◆ EXERCISE INPUTS ◆
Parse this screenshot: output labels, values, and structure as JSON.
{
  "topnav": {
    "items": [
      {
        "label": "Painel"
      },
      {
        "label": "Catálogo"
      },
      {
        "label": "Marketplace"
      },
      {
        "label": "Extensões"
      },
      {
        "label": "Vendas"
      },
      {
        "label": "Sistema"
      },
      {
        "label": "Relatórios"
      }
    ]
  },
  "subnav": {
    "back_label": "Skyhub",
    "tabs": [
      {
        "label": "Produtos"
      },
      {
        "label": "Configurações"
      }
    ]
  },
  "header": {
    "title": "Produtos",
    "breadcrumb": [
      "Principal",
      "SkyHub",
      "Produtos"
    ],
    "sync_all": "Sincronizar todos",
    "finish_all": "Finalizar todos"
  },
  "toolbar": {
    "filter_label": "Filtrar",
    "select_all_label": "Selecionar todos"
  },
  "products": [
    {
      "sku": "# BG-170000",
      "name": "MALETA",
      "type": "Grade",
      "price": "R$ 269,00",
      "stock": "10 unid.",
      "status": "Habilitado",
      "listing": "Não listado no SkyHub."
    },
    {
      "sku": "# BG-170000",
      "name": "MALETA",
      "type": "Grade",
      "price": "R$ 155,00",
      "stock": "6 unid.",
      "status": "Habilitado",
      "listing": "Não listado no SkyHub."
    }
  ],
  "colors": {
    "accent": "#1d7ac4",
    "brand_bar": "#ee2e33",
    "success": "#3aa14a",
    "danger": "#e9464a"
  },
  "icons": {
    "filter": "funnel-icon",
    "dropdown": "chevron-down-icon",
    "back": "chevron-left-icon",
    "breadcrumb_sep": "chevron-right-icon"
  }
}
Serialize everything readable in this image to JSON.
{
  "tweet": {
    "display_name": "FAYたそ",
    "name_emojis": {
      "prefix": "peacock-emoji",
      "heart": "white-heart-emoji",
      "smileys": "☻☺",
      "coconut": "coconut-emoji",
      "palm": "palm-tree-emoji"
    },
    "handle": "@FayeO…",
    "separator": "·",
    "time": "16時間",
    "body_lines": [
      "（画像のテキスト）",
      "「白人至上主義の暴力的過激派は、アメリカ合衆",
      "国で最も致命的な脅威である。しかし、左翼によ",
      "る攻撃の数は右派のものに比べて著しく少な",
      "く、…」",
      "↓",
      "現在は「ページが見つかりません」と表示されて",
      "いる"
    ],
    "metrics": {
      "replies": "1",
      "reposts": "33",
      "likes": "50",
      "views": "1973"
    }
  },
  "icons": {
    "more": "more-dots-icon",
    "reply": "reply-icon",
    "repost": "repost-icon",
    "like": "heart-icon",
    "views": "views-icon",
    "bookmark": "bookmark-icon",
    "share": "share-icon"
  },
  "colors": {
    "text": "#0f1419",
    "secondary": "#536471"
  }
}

◆ EXERCISE DESCRIPTION ◆
Copy all of the data. Keep every word exactly as it is.

◆ EXERCISE ANSWER ◆
Parse this screenshot: output labels, values, and structure as JSON.
{
  "topnav": {
    "items": [
      {
        "label": "Painel"
      },
      {
        "label": "Catálogo"
      },
      {
        "label": "Marketplace"
      },
      {
        "label": "Extensões"
      },
      {
        "label": "Vendas"
      },
      {
        "label": "Sistema"
      },
      {
        "label": "Relatórios"
      }
    ]
  },
  "subnav": {
    "back_label": "Skyhub",
    "tabs": [
      {
        "label": "Produtos"
      },
      {
        "label": "Configurações"
      }
    ]
  },
  "header": {
    "title": "Produtos",
    "breadcrumb": [
      "Principal",
      "SkyHub",
      "Produtos"
    ],
    "sync_all": "Sincronizar todos",
    "finish_all": "Finalizar todos"
  },
  "toolbar": {
    "filter_label": "Filtrar",
    "select_all_label": "Selecionar todos"
  },
  "products": [
    {
      "sku": "# BG-170000",
      "name": "MALETA",
      "type": "Grade",
      "price": "R$ 269,00",
      "stock": "10 unid.",
      "status": "Habilitado",
      "listing": "Não listado no SkyHub."
    },
    {
      "sku": "# BG-170000",
      "name": "MALETA",
      "type": "Grade",
      "price": "R$ 155,00",
      "stock": "6 unid.",
      "status": "Habilitado",
      "listing": "Não listado no SkyHub."
    }
  ],
  "colors": {
    "accent": "#1d7ac4",
    "brand_bar": "#ee2e33",
    "success": "#3aa14a",
    "danger": "#e9464a"
  },
  "icons": {
    "filter": "funnel-icon",
    "dropdown": "chevron-down-icon",
    "back": "chevron-left-icon",
    "breadcrumb_sep": "chevron-right-icon"
  }
}
Serialize everything readable in this image to JSON.
{
  "tweet": {
    "display_name": "FAYたそ",
    "name_emojis": {
      "prefix": "peacock-emoji",
      "heart": "white-heart-emoji",
      "smileys": "☻☺",
      "coconut": "coconut-emoji",
      "palm": "palm-tree-emoji"
    },
    "handle": "@FayeO…",
    "separator": "·",
    "time": "16時間",
    "body_lines": [
      "（画像のテキスト）",
      "「白人至上主義の暴力的過激派は、アメリカ合衆",
      "国で最も致命的な脅威である。しかし、左翼によ",
      "る攻撃の数は右派のものに比べて著しく少な",
      "く、…」",
      "↓",
      "現在は「ページが見つかりません」と表示されて",
      "いる"
    ],
    "metrics": {
      "replies": "1",
      "reposts": "33",
      "likes": "50",
      "views": "1973"
    }
  },
  "icons": {
    "more": "more-dots-icon",
    "reply": "reply-icon",
    "repost": "repost-icon",
    "like": "heart-icon",
    "views": "views-icon",
    "bookmark": "bookmark-icon",
    "share": "share-icon"
  },
  "colors": {
    "text": "#0f1419",
    "secondary": "#536471"
  }
}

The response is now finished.